OPDRACHT A> Welke organisaties, partijen en kranten worden in het fragment over Martin van Rooijen bij naam genoemd? Zet ze in een lijst.

GEKOZEN FRAGMENT>

In een emotionele speech nam Martin van Rooijen de Eerste Kamerleden mee terug naar 3 en 4 november 1944. Hij bracht de bijna-ramp in Drunen en de stadhuisramp in Heusden ter sprake, nu 75 jaar geleden.

50PLUS-senator Martin van Rooijen was net twee jaar en drie maanden oud toen hij op 4 november 1944 met zijn ouders een toevluchtsoord voor het oorlogsgeweld vond in de molen van het Brabantse Drunen. Die molen moest door drie jonge Duitse soldaten worden opgeblazen, zo was het bevel van de bezetter. Het raakt Martin nog steeds dat het niet is gebeurd, terwijl iets verderop het stadhuis van de vesting Heusden met 134 burgers de lucht in vloog.

Ook goede Duitsers

Veel later besefte Martin van Rooijen dat hij en zijn familie ongelooflijk veel geluk hebben gehad. “Ik realiseerde me dat er naast slechte Duitsers ook goede Duitsers waren”, vertelt de 50PLUS-politicus tegen een journalist van het AD en het Brabants Dagblad. “Dat is het verschil tussen goed en kwaad, tussen leven en dood. Want het had net zo goed gekund dat de drie Duitsers uit Drunen hetzelfde hadden gedaan als de vier kwaaie Duitsers uit Heusden en ook onze molen hadden opgeblazen.”

OPDRACHT B> Neem uit de records de regels over vanaf de regel met "Extract all elements" tot en met de regel met "commentary-text: ليس عليه". Laat de afbeeldingen daarbij weg.

VERZAMELD MATERIAAL>
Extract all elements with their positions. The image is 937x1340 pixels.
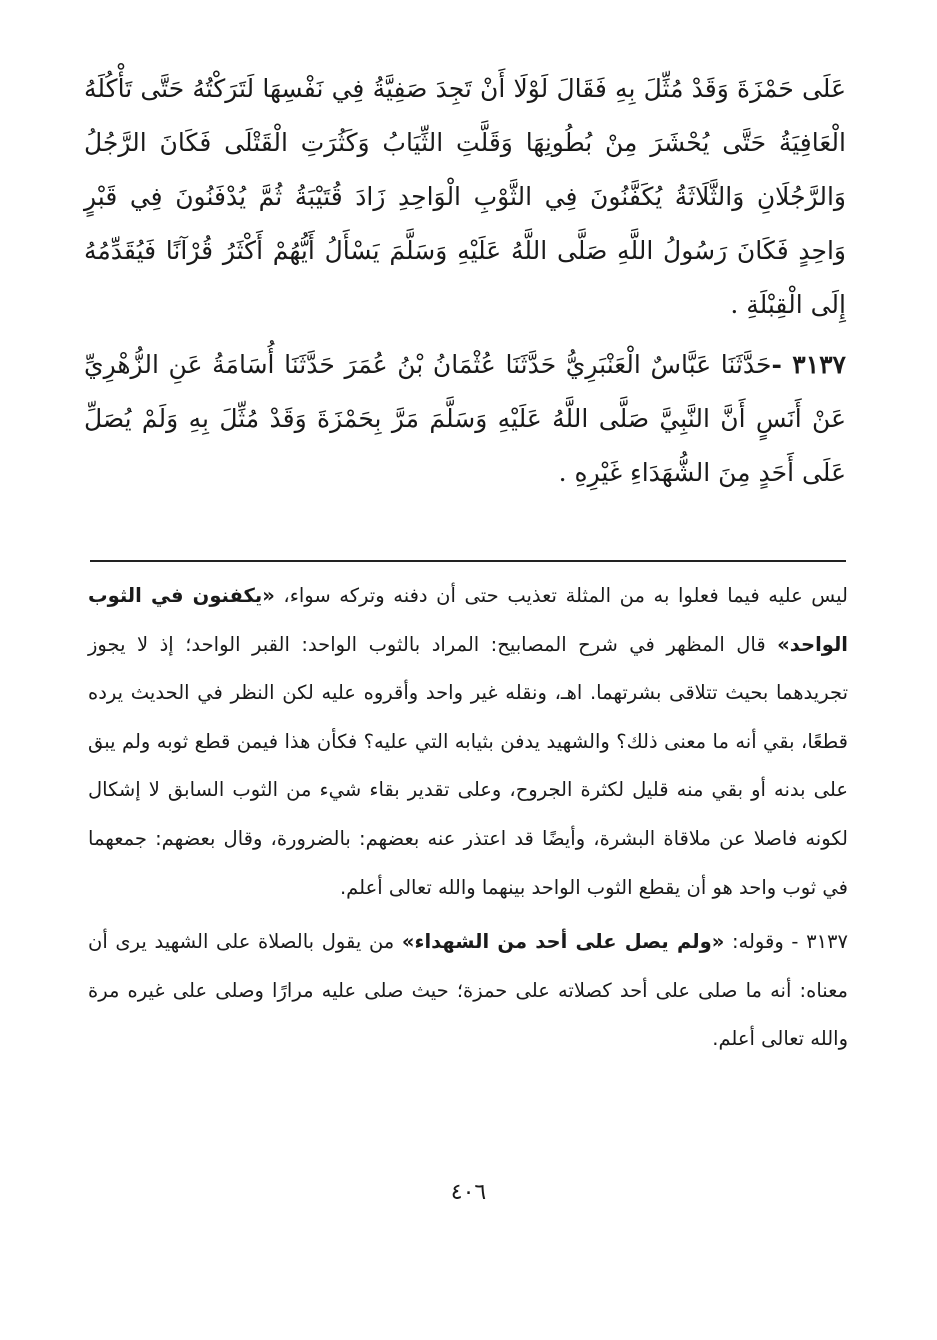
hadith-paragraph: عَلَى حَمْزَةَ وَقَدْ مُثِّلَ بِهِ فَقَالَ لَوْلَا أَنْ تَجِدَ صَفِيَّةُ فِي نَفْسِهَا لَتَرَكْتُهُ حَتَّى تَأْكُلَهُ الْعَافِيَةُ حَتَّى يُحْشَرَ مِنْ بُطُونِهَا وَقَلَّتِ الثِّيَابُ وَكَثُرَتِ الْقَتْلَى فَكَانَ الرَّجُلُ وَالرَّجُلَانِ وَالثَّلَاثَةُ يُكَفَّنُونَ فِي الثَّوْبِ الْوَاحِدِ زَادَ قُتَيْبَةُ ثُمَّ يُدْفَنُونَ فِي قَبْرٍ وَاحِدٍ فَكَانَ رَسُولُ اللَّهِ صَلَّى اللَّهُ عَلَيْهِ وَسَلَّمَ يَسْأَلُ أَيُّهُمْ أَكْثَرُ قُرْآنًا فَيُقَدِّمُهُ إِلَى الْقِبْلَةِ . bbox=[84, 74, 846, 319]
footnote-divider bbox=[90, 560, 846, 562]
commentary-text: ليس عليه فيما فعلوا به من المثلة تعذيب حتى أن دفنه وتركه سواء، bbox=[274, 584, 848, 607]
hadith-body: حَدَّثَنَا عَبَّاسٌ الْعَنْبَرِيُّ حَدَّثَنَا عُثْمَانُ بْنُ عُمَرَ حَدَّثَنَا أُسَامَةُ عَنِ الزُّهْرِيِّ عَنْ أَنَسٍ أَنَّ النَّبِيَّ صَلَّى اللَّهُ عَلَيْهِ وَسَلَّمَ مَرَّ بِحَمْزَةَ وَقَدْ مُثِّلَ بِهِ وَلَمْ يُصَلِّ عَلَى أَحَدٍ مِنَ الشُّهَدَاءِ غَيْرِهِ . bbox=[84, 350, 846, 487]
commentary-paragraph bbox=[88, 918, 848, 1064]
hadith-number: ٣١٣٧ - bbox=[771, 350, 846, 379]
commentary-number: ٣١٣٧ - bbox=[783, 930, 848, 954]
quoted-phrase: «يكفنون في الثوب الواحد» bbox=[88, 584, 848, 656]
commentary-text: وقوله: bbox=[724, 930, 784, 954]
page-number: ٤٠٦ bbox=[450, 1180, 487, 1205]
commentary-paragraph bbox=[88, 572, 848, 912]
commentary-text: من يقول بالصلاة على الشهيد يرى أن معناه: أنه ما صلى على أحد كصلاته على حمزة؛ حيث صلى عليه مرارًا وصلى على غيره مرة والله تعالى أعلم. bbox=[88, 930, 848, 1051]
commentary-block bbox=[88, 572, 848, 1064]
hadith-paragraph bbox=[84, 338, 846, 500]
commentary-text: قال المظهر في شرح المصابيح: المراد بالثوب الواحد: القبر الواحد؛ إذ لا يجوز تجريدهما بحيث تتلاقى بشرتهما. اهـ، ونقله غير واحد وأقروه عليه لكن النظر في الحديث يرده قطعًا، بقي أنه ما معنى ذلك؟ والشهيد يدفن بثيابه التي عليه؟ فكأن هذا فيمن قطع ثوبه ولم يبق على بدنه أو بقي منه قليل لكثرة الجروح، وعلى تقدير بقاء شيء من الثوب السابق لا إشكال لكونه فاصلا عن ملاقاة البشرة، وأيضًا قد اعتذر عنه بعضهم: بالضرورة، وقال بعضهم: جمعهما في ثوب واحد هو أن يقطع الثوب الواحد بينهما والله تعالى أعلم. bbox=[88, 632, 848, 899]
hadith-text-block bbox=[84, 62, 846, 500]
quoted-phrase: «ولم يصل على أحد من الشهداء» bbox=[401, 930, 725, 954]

--

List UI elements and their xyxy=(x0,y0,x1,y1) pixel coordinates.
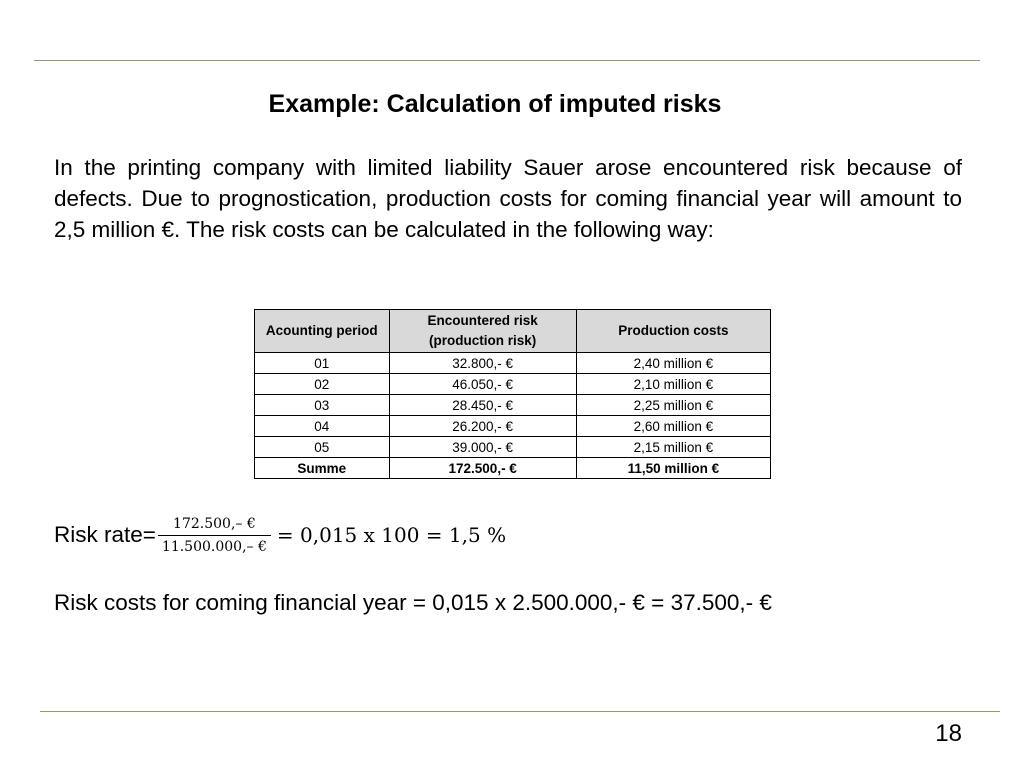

---

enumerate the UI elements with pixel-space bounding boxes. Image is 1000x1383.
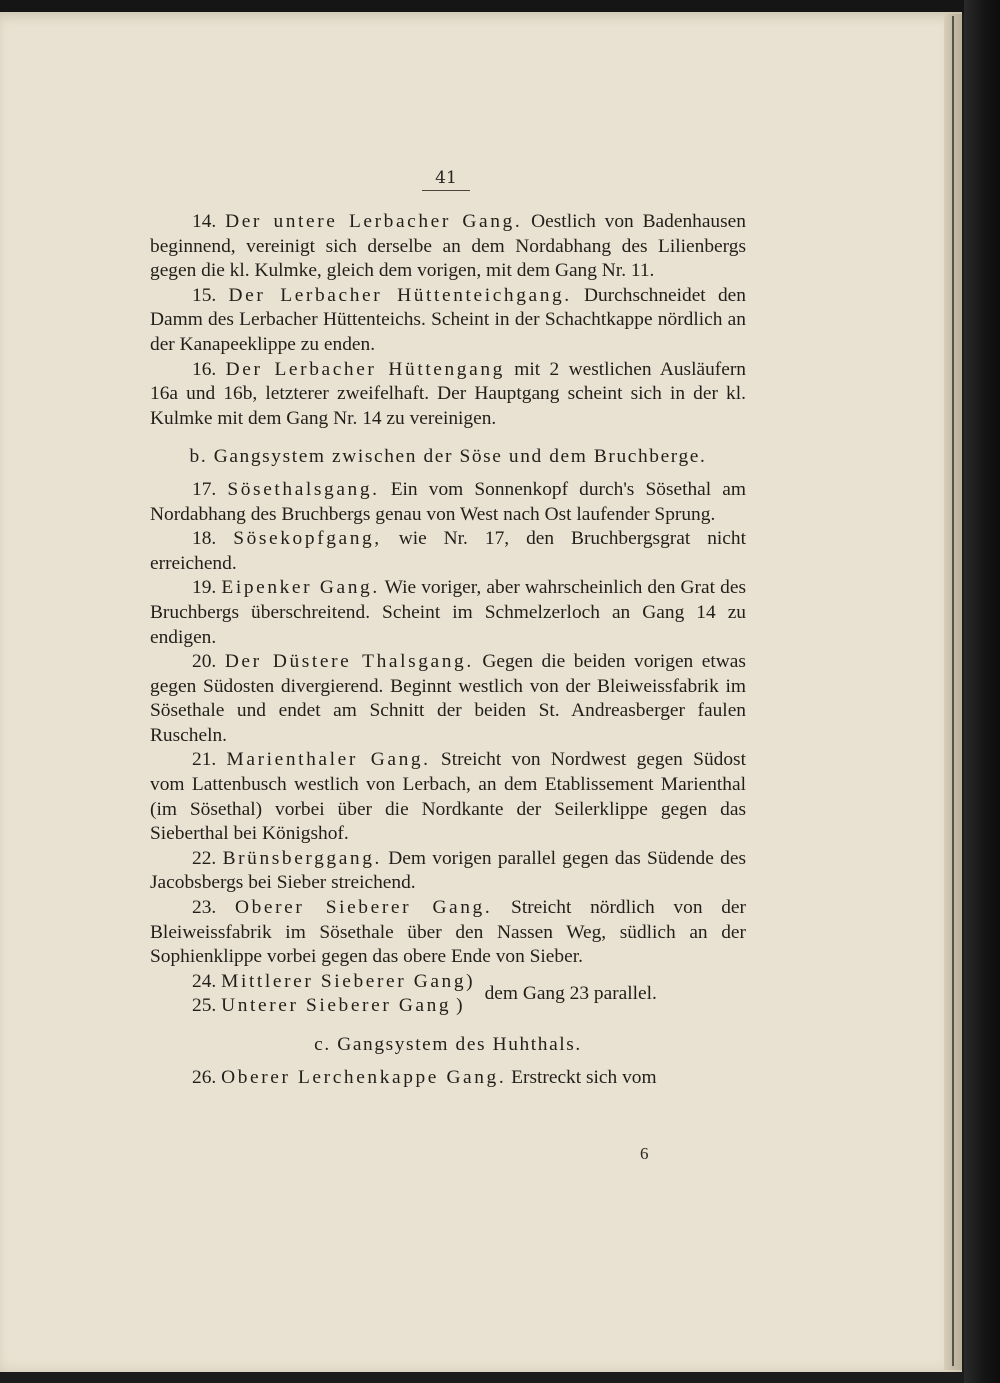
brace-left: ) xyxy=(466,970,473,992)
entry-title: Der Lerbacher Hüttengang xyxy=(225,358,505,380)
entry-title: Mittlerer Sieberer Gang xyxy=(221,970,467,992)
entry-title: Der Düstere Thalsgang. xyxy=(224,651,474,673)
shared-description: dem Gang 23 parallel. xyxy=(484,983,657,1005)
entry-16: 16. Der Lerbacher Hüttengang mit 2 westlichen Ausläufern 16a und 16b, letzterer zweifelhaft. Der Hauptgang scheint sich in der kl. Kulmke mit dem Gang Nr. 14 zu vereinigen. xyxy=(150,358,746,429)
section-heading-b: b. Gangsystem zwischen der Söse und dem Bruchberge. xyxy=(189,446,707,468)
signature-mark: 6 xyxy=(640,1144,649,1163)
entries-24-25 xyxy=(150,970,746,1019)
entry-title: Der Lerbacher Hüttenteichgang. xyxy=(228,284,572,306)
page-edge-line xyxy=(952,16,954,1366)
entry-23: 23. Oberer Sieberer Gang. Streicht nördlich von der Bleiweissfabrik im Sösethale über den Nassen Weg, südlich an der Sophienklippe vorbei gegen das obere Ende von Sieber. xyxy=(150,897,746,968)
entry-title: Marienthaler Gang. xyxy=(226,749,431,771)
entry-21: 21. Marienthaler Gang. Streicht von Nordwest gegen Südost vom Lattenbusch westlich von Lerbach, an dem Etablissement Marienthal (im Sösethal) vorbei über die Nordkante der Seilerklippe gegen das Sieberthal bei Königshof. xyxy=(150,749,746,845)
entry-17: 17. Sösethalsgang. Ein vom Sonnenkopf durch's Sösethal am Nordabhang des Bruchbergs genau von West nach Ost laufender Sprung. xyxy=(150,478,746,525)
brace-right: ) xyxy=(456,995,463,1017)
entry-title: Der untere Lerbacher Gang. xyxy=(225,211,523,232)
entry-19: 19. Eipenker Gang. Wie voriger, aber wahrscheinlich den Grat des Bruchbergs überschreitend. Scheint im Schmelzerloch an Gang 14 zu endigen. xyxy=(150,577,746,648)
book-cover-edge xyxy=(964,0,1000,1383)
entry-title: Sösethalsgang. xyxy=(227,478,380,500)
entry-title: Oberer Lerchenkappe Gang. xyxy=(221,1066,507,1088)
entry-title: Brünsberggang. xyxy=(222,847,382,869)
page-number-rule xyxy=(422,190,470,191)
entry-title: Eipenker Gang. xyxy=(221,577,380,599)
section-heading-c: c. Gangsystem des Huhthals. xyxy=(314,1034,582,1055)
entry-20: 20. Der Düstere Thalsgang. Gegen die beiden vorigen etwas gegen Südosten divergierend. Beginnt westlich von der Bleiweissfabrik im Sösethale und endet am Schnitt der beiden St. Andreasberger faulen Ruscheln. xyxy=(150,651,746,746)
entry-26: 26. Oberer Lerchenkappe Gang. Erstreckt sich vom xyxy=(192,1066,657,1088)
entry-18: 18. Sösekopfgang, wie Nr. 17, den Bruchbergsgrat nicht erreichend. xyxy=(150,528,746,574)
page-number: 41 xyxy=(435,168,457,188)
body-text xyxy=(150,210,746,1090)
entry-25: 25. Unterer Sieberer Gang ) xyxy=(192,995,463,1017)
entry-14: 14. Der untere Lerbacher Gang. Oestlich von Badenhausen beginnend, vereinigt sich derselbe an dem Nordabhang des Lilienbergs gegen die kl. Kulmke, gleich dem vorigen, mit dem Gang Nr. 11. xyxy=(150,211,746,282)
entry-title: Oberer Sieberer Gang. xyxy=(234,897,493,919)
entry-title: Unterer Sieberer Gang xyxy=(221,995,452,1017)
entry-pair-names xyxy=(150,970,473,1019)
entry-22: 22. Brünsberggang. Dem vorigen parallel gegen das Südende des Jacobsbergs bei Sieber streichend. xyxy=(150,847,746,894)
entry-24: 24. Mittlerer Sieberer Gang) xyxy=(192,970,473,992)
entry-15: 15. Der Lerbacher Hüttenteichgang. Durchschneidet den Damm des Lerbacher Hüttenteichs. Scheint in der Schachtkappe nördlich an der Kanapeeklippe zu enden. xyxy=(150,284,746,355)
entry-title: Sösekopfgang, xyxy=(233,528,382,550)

VOLLEDIG ANTWOORD A>
- 50PLUS
- de Eerste Kamer
- het AD
- het Brabants Dagblad

VOLLEDIG ANTWOORD B>
Extract all elements with their positions. The image is 937x1340 pixels.
hadith-paragraph: عَلَى حَمْزَةَ وَقَدْ مُثِّلَ بِهِ فَقَالَ لَوْلَا أَنْ تَجِدَ صَفِيَّةُ فِي نَفْسِهَا لَتَرَكْتُهُ حَتَّى تَأْكُلَهُ الْعَافِيَةُ حَتَّى يُحْشَرَ مِنْ بُطُونِهَا وَقَلَّتِ الثِّيَابُ وَكَثُرَتِ الْقَتْلَى فَكَانَ الرَّجُلُ وَالرَّجُلَانِ وَالثَّلَاثَةُ يُكَفَّنُونَ فِي الثَّوْبِ الْوَاحِدِ زَادَ قُتَيْبَةُ ثُمَّ يُدْفَنُونَ فِي قَبْرٍ وَاحِدٍ فَكَانَ رَسُولُ اللَّهِ صَلَّى اللَّهُ عَلَيْهِ وَسَلَّمَ يَسْأَلُ أَيُّهُمْ أَكْثَرُ قُرْآنًا فَيُقَدِّمُهُ إِلَى الْقِبْلَةِ . bbox=[84, 74, 846, 319]
footnote-divider bbox=[90, 560, 846, 562]
commentary-text: ليس عليه فيما فعلوا به من المثلة تعذيب حتى أن دفنه وتركه سواء، bbox=[274, 584, 848, 607]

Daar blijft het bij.